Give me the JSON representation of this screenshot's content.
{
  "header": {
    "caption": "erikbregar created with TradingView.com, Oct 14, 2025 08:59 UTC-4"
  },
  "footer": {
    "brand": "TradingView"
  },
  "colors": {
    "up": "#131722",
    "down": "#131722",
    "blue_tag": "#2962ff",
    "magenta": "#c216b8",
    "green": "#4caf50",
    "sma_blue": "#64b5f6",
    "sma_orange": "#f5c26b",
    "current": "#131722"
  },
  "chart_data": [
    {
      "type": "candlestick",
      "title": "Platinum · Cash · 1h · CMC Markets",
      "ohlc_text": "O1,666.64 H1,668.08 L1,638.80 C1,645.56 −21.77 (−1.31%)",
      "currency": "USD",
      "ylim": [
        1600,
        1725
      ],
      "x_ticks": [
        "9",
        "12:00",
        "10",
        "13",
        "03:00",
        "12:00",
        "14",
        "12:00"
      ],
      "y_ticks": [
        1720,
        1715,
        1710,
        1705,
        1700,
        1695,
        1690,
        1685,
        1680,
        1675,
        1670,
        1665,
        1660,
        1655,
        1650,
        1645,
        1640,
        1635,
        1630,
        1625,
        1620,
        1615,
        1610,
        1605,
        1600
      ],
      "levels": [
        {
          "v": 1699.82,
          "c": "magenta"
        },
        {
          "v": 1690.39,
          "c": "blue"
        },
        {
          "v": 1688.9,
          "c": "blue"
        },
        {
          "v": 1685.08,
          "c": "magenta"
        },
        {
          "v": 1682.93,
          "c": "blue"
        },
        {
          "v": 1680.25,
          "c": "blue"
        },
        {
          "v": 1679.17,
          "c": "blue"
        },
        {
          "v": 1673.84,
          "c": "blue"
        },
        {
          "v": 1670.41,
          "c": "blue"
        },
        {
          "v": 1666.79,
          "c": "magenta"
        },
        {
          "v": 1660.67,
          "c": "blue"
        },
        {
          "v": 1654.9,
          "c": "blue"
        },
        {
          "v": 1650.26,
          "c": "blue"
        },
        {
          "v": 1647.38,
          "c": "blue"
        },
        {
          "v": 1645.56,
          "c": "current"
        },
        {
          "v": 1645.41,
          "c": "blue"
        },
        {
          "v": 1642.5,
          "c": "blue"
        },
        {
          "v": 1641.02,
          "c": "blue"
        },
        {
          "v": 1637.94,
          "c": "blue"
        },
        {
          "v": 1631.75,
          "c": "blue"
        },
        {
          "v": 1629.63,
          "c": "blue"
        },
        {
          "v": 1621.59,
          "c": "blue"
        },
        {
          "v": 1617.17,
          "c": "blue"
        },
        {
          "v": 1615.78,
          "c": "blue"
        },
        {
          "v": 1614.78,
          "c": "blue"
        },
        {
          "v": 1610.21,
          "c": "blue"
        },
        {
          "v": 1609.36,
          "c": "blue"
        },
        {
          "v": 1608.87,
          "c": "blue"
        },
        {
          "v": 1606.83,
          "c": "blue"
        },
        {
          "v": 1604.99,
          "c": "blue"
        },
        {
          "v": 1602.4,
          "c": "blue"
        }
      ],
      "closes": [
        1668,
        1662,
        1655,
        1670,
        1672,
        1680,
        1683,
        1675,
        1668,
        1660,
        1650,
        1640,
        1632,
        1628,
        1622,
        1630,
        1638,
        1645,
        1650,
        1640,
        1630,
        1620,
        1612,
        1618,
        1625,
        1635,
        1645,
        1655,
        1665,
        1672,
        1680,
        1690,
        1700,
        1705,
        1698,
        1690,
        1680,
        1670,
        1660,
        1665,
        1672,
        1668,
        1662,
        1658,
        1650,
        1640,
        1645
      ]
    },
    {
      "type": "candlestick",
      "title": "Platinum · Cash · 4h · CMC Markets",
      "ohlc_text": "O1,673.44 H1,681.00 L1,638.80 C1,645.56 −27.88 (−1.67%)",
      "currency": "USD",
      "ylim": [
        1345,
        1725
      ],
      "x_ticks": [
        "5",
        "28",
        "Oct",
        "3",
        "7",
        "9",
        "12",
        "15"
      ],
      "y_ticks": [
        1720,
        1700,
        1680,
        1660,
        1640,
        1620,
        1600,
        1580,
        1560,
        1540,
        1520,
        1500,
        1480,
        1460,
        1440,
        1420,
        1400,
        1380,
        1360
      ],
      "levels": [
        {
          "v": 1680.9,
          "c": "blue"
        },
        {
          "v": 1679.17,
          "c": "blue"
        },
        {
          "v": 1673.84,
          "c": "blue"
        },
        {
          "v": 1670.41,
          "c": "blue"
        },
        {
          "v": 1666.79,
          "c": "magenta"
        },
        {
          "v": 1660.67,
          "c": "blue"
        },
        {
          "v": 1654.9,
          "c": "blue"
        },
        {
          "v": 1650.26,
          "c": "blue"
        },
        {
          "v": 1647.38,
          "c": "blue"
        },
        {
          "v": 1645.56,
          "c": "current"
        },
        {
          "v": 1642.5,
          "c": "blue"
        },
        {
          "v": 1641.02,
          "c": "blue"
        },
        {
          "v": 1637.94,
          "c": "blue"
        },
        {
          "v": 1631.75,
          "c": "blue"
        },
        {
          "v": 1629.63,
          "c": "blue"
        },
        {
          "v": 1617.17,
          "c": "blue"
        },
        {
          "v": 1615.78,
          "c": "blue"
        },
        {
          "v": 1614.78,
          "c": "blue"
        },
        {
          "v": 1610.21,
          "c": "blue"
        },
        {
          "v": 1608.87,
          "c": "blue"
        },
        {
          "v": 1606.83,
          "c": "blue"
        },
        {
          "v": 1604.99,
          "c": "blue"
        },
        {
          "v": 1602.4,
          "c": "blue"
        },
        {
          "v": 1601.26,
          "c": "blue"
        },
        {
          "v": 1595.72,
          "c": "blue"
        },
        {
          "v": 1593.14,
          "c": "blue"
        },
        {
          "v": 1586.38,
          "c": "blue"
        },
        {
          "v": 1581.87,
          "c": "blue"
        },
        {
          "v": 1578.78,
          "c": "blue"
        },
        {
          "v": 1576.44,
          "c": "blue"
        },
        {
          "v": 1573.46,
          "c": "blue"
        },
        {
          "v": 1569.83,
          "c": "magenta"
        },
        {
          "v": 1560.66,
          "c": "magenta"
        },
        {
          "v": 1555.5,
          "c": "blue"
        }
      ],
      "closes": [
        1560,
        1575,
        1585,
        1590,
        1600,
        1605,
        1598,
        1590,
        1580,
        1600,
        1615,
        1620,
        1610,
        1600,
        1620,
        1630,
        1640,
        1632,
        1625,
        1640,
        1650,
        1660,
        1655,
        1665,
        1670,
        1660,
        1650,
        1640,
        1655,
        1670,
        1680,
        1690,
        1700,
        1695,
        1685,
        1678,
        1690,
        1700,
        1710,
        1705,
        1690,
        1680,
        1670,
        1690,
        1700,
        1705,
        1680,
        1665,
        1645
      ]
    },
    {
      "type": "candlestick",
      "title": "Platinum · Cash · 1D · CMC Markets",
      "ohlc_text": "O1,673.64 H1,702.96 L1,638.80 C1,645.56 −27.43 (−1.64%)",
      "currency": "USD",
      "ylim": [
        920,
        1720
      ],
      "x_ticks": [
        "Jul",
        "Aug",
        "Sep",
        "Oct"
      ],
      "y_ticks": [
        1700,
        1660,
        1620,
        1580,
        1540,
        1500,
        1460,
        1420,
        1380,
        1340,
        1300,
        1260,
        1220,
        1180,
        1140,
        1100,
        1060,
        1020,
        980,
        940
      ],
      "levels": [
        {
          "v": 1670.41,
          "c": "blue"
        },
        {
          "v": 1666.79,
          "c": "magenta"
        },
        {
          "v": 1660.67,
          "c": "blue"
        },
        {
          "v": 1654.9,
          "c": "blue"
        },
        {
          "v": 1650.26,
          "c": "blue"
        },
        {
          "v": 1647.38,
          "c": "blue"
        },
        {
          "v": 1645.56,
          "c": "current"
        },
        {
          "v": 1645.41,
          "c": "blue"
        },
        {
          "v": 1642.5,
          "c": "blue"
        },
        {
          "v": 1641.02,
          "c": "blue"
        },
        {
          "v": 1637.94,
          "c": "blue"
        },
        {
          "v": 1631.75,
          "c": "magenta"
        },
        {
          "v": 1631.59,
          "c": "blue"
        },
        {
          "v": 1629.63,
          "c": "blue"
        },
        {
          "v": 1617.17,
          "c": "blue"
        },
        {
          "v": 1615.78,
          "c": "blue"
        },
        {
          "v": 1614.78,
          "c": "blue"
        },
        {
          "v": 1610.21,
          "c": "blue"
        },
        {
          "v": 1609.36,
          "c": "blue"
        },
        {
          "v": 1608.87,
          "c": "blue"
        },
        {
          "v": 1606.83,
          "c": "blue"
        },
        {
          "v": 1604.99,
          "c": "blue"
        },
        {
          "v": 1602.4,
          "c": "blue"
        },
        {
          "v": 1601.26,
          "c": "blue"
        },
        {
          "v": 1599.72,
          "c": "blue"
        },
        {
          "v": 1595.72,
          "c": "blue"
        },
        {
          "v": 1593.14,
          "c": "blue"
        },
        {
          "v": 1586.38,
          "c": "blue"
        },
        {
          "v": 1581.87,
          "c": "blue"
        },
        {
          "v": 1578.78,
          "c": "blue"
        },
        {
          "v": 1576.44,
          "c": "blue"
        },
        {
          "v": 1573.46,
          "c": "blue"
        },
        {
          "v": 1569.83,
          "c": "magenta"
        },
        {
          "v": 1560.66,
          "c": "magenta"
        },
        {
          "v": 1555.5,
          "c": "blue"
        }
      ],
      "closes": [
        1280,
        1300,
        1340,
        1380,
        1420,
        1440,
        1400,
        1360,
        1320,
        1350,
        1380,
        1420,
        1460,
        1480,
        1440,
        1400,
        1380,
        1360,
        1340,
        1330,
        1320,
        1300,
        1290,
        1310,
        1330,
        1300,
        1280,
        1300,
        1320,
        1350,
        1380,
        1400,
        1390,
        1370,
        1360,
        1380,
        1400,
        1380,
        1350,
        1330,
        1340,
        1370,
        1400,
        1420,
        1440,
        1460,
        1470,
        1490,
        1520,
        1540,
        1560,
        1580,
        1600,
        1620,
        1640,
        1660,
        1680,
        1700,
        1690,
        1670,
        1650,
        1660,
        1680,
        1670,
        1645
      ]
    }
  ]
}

───

▶ Problem
Report every line in the data above in which the word "Platinum" appears.

▶ Response
      "title": "Platinum · Cash · 1h · CMC Markets",
      "title": "Platinum · Cash · 4h · CMC Markets",
      "title": "Platinum · Cash · 1D · CMC Markets",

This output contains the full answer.